▶ **WRITTEN PROBLEM**
Reproduce the listing below word for word, leaving out the pictures.

▶ **INPUT FOR THIS TASK**
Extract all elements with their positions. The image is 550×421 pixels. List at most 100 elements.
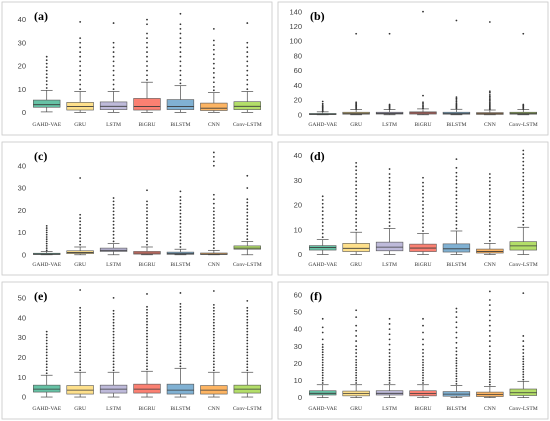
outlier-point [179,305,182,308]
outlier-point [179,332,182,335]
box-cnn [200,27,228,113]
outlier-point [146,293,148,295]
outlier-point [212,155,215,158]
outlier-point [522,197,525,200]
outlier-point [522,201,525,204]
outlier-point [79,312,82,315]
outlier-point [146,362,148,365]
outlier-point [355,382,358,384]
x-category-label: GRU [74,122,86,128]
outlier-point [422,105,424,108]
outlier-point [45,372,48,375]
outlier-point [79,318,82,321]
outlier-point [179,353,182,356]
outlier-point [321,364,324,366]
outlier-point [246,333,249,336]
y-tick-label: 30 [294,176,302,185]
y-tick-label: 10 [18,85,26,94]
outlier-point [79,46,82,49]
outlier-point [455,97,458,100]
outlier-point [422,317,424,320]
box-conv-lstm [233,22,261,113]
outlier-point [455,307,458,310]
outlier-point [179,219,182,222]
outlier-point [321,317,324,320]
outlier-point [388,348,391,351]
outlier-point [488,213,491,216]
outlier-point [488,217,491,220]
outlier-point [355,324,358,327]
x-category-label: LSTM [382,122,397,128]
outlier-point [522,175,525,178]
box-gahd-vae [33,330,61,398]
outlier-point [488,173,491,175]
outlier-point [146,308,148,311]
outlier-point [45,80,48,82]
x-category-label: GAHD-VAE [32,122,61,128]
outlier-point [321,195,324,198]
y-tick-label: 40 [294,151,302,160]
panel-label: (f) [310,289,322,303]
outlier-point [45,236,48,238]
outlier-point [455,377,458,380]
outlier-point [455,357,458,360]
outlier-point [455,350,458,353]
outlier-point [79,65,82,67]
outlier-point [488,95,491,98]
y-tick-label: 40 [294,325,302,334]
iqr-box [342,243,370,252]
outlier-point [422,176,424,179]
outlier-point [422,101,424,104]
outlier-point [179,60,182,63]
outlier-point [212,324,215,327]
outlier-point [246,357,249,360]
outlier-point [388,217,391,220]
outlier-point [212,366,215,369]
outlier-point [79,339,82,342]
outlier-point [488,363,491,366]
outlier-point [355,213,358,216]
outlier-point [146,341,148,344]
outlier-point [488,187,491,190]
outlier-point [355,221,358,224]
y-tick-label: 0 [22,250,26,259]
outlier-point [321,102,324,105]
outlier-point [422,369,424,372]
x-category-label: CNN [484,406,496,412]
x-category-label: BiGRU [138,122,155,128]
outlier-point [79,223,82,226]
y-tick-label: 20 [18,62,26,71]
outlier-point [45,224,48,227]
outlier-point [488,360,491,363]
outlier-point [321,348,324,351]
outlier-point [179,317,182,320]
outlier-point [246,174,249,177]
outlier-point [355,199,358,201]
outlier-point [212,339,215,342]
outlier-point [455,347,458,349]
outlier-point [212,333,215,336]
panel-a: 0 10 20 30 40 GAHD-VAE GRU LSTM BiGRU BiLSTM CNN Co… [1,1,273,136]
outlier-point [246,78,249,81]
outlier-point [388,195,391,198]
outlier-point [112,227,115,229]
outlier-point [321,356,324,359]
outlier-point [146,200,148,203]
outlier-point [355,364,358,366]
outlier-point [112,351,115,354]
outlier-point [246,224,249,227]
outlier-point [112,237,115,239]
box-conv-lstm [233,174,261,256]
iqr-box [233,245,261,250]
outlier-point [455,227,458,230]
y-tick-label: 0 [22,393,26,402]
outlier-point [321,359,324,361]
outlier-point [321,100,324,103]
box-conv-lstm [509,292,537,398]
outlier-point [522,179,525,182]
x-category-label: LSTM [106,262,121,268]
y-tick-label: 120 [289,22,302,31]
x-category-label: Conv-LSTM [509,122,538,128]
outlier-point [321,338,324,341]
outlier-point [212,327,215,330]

▶ **RESULT OF THE TASK**
Extract all elements with their positions. The image is 550×421 pixels. List at most 100 elements.
outlier-point [179,305,182,308]
outlier-point [179,332,182,335]
box-cnn [200,27,228,113]
outlier-point [146,293,148,295]
outlier-point [212,155,215,158]
outlier-point [522,197,525,200]
outlier-point [522,201,525,204]
outlier-point [79,312,82,315]
outlier-point [146,362,148,365]
outlier-point [355,382,358,384]
x-category-label: GRU [74,122,86,128]
outlier-point [422,105,424,108]
outlier-point [45,372,48,375]
outlier-point [79,318,82,321]
outlier-point [179,353,182,356]
outlier-point [321,364,324,366]
outlier-point [246,333,249,336]
y-tick-label: 30 [294,176,302,185]
y-tick-label: 10 [18,85,26,94]
outlier-point [79,46,82,49]
outlier-point [455,97,458,100]
outlier-point [422,317,424,320]
box-conv-lstm [233,22,261,113]
outlier-point [455,307,458,310]
outlier-point [179,219,182,222]
outlier-point [321,317,324,320]
outlier-point [388,348,391,351]
outlier-point [488,213,491,216]
outlier-point [488,217,491,220]
outlier-point [355,324,358,327]
x-category-label: LSTM [382,122,397,128]
outlier-point [522,175,525,178]
box-gahd-vae [33,330,61,398]
outlier-point [488,173,491,175]
outlier-point [146,308,148,311]
outlier-point [45,80,48,82]
x-category-label: GAHD-VAE [32,122,61,128]
outlier-point [321,195,324,198]
y-tick-label: 40 [294,151,302,160]
panel-label: (f) [310,289,322,303]
outlier-point [45,236,48,238]
outlier-point [455,377,458,380]
outlier-point [455,357,458,360]
outlier-point [455,350,458,353]
outlier-point [79,65,82,67]
outlier-point [488,95,491,98]
y-tick-label: 40 [294,325,302,334]
iqr-box [342,243,370,252]
outlier-point [422,176,424,179]
outlier-point [422,101,424,104]
outlier-point [179,60,182,63]
outlier-point [212,324,215,327]
outlier-point [246,357,249,360]
outlier-point [388,217,391,220]
outlier-point [212,366,215,369]
outlier-point [79,339,82,342]
outlier-point [488,363,491,366]
outlier-point [355,213,358,216]
outlier-point [146,341,148,344]
outlier-point [488,187,491,190]
outlier-point [355,221,358,224]
y-tick-label: 0 [22,250,26,259]
outlier-point [321,102,324,105]
outlier-point [422,369,424,372]
x-category-label: CNN [484,406,496,412]
x-category-label: BiGRU [138,122,155,128]
outlier-point [79,223,82,226]
y-tick-label: 20 [18,62,26,71]
outlier-point [45,224,48,227]
outlier-point [488,360,491,363]
outlier-point [321,348,324,351]
outlier-point [179,317,182,320]
outlier-point [246,174,249,177]
outlier-point [355,199,358,201]
outlier-point [212,339,215,342]
outlier-point [455,347,458,349]
outlier-point [212,333,215,336]
panel-a: 0 10 20 30 40 GAHD-VAE GRU LSTM BiGRU BiLSTM CNN Co… [1,1,273,136]
outlier-point [246,78,249,81]
outlier-point [388,195,391,198]
outlier-point [112,227,115,229]
outlier-point [321,356,324,359]
outlier-point [146,200,148,203]
outlier-point [355,364,358,366]
outlier-point [112,351,115,354]
outlier-point [246,224,249,227]
outlier-point [112,237,115,239]
box-conv-lstm [233,174,261,256]
iqr-box [233,245,261,250]
outlier-point [455,227,458,230]
y-tick-label: 0 [22,393,26,402]
outlier-point [321,359,324,361]
outlier-point [321,100,324,103]
box-conv-lstm [509,292,537,398]
outlier-point [522,179,525,182]
x-category-label: LSTM [106,262,121,268]
y-tick-label: 120 [289,22,302,31]
x-category-label: Conv-LSTM [509,122,538,128]
outlier-point [321,338,324,341]
outlier-point [212,327,215,330]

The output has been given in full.